Directions for this task.
Show only lines that include "microsoftonline".

Record set.

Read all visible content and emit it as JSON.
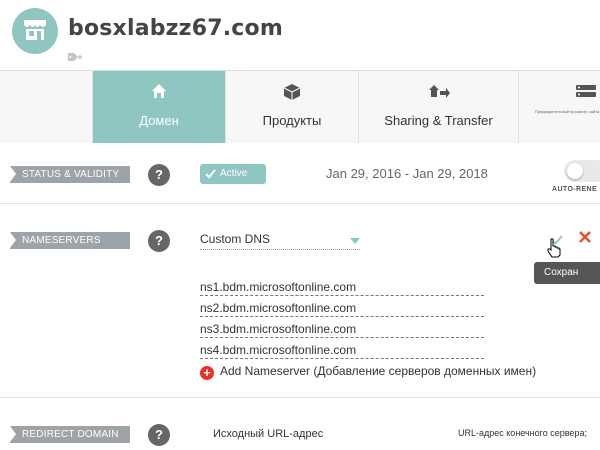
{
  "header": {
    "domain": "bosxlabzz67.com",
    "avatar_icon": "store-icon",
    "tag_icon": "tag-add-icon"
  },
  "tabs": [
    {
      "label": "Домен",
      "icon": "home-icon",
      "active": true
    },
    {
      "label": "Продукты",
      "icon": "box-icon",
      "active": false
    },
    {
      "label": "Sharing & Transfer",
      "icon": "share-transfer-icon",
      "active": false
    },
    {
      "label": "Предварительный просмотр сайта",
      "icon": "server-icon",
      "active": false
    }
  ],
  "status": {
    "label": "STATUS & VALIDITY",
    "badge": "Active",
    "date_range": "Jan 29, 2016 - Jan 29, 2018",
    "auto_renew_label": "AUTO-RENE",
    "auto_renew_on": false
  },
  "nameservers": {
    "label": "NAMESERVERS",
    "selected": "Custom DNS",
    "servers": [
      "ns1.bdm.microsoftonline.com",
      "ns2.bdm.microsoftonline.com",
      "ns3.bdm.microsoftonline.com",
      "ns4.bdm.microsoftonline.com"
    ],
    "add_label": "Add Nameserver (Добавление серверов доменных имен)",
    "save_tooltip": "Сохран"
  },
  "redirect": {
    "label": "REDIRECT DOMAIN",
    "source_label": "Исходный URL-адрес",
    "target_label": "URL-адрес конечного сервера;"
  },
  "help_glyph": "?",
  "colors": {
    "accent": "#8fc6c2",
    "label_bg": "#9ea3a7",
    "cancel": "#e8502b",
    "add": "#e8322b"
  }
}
...
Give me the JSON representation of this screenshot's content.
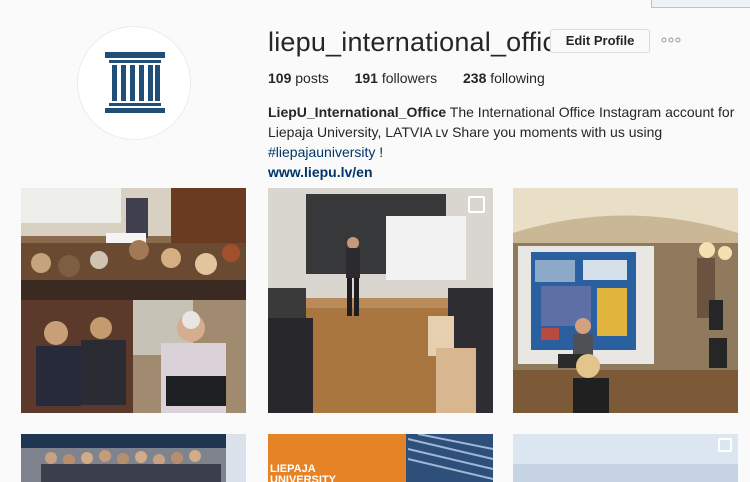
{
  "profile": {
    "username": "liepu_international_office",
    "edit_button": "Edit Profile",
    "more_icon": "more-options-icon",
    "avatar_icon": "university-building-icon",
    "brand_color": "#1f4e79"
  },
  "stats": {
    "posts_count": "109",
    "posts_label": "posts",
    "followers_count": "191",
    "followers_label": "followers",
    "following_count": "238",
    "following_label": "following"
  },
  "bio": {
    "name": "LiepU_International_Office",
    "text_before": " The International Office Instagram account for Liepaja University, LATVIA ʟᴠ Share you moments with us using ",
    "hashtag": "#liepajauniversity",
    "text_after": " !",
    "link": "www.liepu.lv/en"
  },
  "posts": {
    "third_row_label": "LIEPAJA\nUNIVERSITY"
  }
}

Final result.
      "ns1.bdm.microsoftonline.com",
      "ns2.bdm.microsoftonline.com",
      "ns3.bdm.microsoftonline.com",
      "ns4.bdm.microsoftonline.com"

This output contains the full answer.